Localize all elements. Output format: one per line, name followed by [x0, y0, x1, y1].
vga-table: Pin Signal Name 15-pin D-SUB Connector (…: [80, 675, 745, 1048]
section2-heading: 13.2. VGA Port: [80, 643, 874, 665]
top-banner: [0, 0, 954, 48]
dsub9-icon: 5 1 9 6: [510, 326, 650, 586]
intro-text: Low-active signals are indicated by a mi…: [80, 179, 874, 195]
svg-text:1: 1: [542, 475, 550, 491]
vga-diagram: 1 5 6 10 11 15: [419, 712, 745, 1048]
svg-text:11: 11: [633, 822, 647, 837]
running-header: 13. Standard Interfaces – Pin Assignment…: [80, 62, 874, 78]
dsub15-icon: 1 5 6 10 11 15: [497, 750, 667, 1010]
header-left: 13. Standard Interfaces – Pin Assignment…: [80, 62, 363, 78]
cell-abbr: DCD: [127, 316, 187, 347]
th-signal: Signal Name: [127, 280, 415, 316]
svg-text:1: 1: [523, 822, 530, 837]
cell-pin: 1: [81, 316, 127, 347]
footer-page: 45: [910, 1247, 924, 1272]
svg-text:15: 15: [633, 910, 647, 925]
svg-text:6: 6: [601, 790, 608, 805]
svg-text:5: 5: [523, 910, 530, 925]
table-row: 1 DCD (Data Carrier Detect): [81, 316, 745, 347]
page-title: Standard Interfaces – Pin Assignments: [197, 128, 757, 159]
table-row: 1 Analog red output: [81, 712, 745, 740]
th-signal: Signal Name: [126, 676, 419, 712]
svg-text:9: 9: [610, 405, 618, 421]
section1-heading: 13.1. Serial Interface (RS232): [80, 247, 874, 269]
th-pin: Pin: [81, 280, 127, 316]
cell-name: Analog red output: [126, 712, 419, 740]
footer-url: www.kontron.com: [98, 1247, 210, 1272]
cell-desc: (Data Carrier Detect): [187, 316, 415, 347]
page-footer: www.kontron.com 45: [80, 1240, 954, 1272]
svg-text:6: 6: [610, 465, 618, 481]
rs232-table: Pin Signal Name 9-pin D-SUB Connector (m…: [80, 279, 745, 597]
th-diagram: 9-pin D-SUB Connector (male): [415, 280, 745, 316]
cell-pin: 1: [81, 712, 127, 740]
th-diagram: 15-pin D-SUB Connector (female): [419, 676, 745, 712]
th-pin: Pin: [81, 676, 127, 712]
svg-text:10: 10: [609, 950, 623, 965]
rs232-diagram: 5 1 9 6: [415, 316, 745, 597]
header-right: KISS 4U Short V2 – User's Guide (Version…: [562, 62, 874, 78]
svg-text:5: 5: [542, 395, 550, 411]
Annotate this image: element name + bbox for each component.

...

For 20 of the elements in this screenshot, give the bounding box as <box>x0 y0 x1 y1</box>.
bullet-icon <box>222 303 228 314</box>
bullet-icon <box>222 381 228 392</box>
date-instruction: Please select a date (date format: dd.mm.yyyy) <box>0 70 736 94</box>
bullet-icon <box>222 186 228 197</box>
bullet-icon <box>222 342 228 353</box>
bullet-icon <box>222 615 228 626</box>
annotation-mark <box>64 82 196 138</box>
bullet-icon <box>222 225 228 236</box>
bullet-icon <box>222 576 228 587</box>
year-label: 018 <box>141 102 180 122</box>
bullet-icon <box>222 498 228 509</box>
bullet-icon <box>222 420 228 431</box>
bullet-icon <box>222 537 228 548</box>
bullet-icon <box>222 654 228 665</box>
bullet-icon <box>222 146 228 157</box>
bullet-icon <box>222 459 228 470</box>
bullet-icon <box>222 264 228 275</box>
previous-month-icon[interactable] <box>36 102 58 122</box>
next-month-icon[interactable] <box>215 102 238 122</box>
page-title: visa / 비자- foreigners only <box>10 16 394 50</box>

* Problem details
Identify every line in the records above that contains the string "cell", and copy each one. Treat uppercase and lowercase as different.

* Result
cell-abbr: DCD: [127, 316, 187, 347]
cell-pin: 1: [81, 316, 127, 347]
cell-name: Analog red output: [126, 712, 419, 740]
cell-desc: (Data Carrier Detect): [187, 316, 415, 347]
cell-pin: 1: [81, 712, 127, 740]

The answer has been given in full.